(begin)
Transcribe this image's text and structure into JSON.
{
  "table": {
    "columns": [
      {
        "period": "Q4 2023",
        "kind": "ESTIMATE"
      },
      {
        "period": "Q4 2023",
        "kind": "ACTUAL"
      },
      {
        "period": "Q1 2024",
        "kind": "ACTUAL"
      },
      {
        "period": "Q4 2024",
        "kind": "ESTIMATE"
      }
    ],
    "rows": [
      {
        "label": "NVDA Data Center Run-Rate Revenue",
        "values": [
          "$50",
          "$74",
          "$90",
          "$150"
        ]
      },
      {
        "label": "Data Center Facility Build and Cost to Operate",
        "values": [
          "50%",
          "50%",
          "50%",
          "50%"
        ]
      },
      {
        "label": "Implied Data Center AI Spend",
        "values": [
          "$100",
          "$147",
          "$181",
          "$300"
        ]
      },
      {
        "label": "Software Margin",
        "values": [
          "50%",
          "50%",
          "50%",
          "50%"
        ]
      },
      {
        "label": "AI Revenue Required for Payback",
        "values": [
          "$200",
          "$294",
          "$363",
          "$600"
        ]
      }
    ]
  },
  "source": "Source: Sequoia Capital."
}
(end)
(begin)
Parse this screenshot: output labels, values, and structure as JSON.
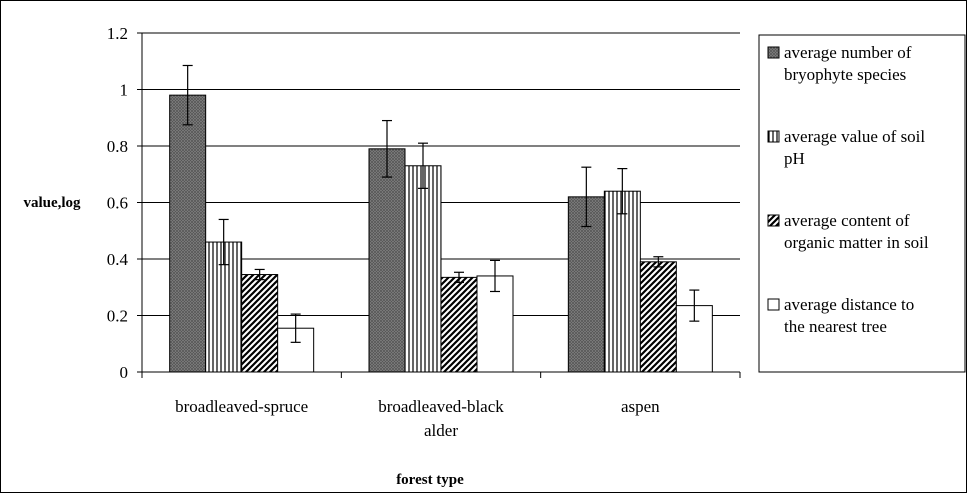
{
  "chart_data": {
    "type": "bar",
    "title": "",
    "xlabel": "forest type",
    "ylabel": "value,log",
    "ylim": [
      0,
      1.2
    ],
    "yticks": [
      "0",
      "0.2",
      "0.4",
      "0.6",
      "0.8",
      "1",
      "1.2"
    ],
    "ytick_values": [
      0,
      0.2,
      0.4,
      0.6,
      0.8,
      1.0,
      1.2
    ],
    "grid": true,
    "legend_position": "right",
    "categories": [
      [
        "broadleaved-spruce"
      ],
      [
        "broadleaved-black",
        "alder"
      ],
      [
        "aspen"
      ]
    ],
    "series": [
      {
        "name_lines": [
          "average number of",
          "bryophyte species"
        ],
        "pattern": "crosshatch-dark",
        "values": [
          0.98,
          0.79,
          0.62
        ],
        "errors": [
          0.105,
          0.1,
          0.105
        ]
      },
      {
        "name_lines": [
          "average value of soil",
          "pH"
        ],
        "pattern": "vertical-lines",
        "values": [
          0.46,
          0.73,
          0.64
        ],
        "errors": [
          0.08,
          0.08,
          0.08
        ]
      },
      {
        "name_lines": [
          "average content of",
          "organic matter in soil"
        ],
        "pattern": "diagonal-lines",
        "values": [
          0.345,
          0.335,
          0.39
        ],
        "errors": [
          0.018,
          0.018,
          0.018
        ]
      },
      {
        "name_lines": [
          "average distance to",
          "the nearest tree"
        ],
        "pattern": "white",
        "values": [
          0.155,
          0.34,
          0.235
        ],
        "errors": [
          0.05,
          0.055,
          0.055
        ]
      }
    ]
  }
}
(end)
Your goal: Gather each line that holds "Center".

The output:
        "label": "NVDA Data Center Run-Rate Revenue",
        "label": "Data Center Facility Build and Cost to Operate",
        "label": "Implied Data Center AI Spend",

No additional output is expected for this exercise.